> SHORT PROBLEM
Look through the records below and collect all lines that hold the string "сѣменныхъ".

> Collected data entries
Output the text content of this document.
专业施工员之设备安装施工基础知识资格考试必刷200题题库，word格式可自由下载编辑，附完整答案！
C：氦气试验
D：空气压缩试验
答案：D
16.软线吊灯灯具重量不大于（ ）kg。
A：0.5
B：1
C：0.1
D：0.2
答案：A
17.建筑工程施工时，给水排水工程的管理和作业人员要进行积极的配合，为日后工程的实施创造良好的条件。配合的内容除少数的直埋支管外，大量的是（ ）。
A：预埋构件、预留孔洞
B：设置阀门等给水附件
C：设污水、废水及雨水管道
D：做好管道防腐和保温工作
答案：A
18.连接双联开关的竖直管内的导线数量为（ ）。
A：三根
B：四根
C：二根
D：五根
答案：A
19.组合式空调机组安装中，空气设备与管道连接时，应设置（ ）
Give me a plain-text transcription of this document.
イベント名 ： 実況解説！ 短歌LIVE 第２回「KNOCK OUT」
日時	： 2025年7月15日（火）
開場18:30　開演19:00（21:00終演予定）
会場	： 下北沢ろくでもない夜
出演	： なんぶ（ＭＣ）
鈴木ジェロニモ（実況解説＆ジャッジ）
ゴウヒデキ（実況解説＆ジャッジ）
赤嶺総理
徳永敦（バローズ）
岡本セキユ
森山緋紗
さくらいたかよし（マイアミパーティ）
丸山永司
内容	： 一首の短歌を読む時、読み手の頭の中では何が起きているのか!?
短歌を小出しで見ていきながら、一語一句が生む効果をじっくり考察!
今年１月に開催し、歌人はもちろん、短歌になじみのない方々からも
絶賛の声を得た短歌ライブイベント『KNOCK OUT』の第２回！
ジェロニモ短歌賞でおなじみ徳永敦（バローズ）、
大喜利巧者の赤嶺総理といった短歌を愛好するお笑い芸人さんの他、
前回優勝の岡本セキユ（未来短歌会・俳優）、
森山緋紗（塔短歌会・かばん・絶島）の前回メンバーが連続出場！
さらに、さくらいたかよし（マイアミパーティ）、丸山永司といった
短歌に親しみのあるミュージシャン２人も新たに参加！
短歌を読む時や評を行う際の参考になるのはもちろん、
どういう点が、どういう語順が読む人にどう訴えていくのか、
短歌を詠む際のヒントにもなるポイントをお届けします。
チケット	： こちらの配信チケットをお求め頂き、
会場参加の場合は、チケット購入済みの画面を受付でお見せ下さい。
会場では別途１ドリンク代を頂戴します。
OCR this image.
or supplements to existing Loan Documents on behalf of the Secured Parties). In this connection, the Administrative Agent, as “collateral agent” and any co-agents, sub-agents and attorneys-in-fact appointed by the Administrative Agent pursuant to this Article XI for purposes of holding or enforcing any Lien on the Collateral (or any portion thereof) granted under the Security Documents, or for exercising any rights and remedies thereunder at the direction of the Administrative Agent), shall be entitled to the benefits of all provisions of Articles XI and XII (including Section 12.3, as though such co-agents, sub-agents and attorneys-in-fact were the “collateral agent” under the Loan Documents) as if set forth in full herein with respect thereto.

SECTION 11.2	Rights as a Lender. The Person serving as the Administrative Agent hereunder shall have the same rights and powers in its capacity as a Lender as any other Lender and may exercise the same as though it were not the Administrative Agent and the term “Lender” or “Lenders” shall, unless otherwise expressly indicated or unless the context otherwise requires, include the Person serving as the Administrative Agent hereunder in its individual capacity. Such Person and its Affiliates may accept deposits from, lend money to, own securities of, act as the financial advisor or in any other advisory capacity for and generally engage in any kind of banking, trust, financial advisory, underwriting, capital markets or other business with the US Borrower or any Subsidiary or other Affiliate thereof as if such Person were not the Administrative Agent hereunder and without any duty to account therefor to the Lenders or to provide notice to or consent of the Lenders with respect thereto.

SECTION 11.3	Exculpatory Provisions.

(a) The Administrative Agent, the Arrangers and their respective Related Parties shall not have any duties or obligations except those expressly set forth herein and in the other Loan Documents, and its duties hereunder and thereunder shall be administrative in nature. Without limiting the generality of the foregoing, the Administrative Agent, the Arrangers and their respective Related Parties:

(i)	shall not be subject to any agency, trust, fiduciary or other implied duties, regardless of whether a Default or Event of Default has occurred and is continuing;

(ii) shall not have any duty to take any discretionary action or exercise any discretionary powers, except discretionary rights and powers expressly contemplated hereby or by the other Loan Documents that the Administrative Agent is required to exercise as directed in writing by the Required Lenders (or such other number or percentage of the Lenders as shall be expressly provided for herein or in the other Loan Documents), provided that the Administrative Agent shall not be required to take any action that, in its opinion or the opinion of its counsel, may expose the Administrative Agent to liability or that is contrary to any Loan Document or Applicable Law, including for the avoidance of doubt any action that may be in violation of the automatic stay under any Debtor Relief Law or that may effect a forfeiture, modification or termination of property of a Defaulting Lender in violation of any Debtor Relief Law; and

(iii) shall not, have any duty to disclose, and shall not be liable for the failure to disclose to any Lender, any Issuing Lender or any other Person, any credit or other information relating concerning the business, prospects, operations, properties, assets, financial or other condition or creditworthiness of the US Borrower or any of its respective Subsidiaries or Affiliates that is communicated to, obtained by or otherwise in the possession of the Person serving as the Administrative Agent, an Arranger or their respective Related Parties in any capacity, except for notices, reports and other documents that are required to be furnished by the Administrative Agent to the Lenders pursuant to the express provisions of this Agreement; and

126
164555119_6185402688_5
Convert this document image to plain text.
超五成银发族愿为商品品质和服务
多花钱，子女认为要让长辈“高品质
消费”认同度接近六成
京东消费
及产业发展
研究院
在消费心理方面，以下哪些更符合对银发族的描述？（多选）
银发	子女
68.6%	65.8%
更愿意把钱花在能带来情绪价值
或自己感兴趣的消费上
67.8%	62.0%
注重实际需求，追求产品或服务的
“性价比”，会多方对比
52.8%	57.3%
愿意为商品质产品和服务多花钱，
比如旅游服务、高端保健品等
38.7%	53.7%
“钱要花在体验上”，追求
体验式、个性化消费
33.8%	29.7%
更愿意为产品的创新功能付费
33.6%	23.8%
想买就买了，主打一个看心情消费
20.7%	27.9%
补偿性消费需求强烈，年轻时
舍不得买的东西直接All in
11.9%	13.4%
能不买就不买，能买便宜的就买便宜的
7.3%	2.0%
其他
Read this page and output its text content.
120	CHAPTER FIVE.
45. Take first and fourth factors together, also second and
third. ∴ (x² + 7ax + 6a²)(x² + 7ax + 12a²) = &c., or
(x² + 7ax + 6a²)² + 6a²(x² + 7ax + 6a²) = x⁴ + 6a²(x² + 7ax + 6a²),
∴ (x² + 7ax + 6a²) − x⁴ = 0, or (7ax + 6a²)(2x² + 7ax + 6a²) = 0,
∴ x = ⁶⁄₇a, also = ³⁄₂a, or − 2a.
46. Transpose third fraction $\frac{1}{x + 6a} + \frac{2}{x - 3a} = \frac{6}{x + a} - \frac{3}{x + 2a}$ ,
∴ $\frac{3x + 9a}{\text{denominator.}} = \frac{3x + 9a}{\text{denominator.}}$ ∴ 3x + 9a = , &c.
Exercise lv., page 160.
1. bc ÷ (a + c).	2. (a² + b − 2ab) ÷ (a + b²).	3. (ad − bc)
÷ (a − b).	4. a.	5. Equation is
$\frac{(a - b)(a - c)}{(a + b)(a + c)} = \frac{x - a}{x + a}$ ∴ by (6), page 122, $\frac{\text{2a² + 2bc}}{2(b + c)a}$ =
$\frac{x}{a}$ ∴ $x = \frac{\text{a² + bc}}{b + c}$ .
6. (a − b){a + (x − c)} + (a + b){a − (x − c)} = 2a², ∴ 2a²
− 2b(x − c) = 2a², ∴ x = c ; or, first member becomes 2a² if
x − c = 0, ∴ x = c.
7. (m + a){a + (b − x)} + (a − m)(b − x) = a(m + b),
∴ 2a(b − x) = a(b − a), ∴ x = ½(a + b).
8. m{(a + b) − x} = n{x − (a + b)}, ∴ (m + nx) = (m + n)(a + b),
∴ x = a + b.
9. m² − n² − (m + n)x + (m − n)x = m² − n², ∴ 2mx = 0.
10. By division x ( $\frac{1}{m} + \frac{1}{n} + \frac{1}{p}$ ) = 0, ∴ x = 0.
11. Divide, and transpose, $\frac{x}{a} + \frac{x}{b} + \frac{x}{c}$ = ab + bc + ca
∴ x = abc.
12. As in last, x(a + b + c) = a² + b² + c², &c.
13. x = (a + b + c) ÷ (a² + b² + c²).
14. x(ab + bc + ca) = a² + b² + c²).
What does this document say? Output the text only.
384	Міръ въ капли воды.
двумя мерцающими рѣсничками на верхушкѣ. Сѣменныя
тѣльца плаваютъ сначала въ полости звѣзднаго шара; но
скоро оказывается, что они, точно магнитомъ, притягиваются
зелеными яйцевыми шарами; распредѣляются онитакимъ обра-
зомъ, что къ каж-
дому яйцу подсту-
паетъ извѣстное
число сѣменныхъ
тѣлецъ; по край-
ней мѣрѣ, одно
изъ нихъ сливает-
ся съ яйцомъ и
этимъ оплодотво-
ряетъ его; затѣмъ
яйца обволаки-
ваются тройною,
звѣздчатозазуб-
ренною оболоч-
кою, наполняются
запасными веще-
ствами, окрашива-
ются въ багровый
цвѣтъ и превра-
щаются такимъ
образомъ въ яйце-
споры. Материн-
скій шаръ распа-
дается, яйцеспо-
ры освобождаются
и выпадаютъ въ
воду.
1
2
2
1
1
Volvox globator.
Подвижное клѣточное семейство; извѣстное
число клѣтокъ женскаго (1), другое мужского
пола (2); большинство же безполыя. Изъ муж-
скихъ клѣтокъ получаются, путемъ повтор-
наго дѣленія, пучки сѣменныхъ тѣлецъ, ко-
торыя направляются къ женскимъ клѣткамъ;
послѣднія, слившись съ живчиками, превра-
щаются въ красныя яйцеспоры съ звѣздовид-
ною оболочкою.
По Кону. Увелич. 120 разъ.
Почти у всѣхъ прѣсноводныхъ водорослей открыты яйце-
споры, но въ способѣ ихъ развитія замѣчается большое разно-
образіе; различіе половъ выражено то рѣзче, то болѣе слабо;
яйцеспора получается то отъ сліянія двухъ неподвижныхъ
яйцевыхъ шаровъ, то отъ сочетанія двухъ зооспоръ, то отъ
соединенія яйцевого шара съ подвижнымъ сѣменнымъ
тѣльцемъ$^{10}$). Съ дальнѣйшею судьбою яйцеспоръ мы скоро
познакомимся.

> ANSWER TO THIS EXERCISE
число сѣменныхъ
наго дѣленія, пучки сѣменныхъ тѣлецъ, ко-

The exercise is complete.